## Your instructions
Nothing other than the lines from the one containing "What does this" through the close of the entries below should be printed, each exactly.

## Input data
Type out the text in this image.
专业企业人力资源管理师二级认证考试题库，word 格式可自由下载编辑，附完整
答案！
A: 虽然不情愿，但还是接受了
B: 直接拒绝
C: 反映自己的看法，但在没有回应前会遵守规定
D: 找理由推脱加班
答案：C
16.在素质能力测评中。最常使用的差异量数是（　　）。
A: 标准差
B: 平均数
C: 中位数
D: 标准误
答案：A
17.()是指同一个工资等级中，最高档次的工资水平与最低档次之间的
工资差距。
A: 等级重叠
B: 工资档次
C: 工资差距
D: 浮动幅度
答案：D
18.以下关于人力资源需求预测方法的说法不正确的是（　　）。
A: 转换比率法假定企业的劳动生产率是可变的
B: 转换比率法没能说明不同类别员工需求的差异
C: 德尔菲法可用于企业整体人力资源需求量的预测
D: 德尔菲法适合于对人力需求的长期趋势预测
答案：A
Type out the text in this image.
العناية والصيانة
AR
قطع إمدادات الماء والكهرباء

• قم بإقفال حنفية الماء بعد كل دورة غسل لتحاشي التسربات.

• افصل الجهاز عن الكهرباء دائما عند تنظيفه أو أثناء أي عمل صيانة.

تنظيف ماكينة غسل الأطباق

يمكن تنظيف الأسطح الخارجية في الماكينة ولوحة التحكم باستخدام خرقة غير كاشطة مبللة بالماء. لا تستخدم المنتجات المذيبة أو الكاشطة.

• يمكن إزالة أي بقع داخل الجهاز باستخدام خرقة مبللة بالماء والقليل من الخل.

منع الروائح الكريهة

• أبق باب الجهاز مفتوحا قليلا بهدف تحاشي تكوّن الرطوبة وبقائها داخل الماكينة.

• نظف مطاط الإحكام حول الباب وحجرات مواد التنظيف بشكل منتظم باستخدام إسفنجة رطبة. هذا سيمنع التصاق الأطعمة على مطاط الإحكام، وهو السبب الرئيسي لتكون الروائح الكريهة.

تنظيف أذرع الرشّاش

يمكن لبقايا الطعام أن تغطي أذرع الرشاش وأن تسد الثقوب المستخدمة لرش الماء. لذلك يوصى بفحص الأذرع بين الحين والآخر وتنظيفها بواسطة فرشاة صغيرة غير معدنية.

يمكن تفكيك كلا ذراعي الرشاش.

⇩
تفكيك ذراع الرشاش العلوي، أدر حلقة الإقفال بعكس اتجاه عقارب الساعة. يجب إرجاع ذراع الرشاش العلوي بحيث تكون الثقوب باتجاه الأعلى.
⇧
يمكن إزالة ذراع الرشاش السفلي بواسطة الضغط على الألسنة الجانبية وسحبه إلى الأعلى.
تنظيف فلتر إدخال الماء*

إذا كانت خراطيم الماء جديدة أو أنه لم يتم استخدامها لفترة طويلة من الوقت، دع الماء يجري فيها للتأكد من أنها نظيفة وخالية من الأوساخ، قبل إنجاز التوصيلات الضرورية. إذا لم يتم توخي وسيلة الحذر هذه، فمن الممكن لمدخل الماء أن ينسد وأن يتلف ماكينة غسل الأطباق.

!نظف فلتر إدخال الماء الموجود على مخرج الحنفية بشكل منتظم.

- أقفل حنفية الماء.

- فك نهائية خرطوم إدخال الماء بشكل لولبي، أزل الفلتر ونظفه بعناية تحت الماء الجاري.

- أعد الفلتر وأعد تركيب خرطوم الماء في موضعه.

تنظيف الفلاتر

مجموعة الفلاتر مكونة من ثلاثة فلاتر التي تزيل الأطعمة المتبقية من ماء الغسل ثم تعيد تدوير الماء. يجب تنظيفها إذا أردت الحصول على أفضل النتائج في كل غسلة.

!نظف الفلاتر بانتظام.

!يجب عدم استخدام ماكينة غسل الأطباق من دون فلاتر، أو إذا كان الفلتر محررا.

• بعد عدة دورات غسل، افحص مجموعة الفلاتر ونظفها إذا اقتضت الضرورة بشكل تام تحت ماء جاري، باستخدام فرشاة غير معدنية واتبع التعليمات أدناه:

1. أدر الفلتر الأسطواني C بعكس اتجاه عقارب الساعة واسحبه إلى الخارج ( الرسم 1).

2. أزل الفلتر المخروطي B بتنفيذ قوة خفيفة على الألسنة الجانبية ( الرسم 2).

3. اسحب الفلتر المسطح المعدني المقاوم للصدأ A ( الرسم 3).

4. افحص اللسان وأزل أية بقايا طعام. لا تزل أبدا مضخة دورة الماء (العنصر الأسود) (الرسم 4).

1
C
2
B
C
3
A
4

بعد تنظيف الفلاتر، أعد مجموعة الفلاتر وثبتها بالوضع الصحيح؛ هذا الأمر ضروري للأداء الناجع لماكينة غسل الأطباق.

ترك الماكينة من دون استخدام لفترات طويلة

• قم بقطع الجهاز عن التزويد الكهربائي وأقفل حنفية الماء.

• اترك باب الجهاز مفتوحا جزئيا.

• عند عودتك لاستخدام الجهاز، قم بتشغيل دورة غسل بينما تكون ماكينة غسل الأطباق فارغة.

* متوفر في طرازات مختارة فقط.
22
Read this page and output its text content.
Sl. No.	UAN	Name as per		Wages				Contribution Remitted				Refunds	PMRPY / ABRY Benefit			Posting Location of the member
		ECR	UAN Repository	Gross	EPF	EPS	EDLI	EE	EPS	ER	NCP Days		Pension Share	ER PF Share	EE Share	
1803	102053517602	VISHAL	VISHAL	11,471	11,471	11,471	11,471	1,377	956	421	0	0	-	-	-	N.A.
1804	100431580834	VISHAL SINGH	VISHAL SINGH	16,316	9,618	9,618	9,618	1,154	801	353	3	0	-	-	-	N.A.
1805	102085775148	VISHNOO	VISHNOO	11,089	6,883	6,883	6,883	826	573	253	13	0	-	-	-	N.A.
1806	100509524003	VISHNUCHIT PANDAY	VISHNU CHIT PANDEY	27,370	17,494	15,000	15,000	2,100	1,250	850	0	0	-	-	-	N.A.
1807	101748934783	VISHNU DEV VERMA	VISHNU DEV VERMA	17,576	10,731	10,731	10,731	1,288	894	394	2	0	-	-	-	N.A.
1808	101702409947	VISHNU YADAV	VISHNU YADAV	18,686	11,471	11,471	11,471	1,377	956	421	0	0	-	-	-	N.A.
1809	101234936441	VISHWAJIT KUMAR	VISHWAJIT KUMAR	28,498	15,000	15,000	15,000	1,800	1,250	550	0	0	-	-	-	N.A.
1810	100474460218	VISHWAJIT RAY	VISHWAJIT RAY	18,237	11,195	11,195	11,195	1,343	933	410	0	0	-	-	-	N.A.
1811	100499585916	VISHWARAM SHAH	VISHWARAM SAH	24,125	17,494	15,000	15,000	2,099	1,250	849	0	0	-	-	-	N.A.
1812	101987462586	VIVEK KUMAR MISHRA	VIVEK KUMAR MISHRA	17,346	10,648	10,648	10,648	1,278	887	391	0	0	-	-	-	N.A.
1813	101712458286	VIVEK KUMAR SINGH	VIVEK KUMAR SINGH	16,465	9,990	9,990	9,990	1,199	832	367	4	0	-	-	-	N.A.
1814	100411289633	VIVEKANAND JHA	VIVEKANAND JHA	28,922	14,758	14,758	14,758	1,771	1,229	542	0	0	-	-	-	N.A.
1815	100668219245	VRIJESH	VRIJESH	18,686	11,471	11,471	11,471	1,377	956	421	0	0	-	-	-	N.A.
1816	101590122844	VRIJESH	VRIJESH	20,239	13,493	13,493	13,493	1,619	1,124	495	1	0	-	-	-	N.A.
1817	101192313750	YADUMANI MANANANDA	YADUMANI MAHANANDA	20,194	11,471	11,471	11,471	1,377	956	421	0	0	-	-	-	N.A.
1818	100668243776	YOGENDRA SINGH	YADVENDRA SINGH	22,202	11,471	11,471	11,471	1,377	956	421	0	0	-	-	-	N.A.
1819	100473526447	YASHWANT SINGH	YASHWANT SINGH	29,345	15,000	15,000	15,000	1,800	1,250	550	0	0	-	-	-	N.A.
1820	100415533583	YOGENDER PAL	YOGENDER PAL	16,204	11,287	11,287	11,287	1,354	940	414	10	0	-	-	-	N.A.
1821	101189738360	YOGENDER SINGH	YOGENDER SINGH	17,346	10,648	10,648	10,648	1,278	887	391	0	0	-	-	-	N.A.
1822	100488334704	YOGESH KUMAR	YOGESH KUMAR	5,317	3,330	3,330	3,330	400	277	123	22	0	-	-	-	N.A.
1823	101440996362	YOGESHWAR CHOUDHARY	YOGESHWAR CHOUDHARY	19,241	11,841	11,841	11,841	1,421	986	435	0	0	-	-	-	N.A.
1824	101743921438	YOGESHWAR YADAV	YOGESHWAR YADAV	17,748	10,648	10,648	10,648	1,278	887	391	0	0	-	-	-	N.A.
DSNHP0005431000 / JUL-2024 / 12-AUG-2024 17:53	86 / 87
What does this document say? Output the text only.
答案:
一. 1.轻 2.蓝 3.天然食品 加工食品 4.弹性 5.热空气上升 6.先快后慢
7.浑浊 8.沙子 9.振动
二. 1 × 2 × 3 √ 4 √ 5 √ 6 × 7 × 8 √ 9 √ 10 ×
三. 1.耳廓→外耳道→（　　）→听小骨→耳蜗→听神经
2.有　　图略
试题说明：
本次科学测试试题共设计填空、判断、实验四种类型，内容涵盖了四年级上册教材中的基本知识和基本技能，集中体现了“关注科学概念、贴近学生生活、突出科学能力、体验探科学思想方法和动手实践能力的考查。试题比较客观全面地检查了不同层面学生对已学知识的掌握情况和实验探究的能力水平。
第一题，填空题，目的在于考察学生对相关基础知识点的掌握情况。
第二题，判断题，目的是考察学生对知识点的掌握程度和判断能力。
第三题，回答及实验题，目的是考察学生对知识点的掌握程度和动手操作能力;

## Exercise answer
What does this document say? Output the text only.
答案:
一. 1.轻 2.蓝 3.天然食品 加工食品 4.弹性 5.热空气上升 6.先快后慢
7.浑浊 8.沙子 9.振动
二. 1 × 2 × 3 √ 4 √ 5 √ 6 × 7 × 8 √ 9 √ 10 ×
三. 1.耳廓→外耳道→（　　）→听小骨→耳蜗→听神经
2.有　　图略
试题说明：
本次科学测试试题共设计填空、判断、实验四种类型，内容涵盖了四年级上册教材中的基本知识和基本技能，集中体现了“关注科学概念、贴近学生生活、突出科学能力、体验探科学思想方法和动手实践能力的考查。试题比较客观全面地检查了不同层面学生对已学知识的掌握情况和实验探究的能力水平。
第一题，填空题，目的在于考察学生对相关基础知识点的掌握情况。
第二题，判断题，目的是考察学生对知识点的掌握程度和判断能力。
第三题，回答及实验题，目的是考察学生对知识点的掌握程度和动手操作能力;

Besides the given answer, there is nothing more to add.